_EXERCISE TASK_
Count every line of the material that holds the string "color". Respond with the total only.

_Figure contents as structured data_
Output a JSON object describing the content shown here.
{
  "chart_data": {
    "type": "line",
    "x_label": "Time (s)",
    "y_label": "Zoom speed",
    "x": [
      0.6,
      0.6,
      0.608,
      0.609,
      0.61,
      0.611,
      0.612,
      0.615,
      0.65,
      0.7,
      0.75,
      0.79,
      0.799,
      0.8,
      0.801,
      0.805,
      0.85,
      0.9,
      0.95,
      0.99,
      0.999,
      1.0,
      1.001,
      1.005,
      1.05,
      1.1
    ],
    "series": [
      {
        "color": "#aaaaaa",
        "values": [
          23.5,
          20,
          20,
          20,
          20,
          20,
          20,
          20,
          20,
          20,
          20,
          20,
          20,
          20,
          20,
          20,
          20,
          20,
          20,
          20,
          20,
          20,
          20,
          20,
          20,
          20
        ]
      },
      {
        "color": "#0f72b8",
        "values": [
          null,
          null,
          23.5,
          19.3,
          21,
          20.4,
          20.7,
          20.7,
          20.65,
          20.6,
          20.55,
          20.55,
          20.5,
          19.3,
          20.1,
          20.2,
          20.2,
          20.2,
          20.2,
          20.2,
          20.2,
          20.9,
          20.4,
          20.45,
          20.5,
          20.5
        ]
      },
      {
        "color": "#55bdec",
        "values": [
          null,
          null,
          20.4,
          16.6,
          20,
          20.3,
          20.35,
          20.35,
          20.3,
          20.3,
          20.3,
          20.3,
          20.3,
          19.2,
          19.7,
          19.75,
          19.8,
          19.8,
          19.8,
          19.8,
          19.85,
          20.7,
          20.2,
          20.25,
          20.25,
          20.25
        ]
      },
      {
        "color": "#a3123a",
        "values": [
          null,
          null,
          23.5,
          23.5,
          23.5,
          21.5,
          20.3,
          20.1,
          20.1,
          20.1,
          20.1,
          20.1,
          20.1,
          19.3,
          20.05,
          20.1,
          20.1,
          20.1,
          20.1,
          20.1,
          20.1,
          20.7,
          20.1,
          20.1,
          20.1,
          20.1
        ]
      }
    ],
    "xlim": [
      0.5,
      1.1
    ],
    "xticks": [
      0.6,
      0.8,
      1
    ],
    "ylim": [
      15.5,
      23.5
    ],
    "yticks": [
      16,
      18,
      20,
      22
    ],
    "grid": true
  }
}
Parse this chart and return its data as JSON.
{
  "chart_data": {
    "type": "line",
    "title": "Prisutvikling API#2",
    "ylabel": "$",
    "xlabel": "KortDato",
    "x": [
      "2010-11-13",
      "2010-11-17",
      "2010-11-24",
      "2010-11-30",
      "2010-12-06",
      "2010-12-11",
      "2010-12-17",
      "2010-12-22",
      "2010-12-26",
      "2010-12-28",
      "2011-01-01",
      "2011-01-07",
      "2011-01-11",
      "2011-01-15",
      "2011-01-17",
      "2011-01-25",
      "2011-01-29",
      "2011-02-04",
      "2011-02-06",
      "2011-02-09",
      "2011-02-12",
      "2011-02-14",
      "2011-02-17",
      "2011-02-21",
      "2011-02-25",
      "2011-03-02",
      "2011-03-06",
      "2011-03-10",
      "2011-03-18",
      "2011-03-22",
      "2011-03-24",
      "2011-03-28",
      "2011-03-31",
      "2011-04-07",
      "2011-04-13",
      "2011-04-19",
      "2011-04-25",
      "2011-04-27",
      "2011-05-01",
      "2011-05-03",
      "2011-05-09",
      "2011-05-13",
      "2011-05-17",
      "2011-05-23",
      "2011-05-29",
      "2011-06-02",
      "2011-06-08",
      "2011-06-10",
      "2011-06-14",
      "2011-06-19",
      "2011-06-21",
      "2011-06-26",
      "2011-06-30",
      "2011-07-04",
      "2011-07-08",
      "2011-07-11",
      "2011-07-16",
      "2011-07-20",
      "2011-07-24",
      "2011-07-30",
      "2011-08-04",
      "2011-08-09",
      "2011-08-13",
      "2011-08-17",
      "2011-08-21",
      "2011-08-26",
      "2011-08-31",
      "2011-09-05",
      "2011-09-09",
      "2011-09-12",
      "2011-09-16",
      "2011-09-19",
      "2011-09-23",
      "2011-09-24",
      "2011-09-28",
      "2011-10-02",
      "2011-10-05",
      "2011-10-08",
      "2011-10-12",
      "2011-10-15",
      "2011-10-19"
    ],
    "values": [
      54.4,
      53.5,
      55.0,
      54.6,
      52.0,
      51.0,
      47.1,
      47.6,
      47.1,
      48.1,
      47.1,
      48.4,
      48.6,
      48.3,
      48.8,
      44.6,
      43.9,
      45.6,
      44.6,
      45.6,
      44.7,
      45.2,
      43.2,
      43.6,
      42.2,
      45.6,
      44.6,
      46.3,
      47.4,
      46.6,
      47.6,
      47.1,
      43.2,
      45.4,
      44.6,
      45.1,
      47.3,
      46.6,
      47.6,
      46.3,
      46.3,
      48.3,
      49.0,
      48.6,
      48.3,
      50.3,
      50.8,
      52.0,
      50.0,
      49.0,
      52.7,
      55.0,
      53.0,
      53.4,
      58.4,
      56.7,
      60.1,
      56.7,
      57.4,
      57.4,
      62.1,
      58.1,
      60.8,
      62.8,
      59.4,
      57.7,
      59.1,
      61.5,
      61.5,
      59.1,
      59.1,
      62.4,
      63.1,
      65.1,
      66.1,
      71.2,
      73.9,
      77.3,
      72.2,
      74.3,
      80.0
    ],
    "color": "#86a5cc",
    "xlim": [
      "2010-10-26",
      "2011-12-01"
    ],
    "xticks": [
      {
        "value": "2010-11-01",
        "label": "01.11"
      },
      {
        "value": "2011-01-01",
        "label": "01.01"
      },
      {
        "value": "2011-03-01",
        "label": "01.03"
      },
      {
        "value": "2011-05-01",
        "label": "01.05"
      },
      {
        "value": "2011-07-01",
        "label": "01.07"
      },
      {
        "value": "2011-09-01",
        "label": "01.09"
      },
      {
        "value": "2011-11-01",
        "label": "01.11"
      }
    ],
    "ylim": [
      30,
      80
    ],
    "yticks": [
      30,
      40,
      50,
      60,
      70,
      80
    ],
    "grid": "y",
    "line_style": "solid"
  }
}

_RIGHT ANSWER_
5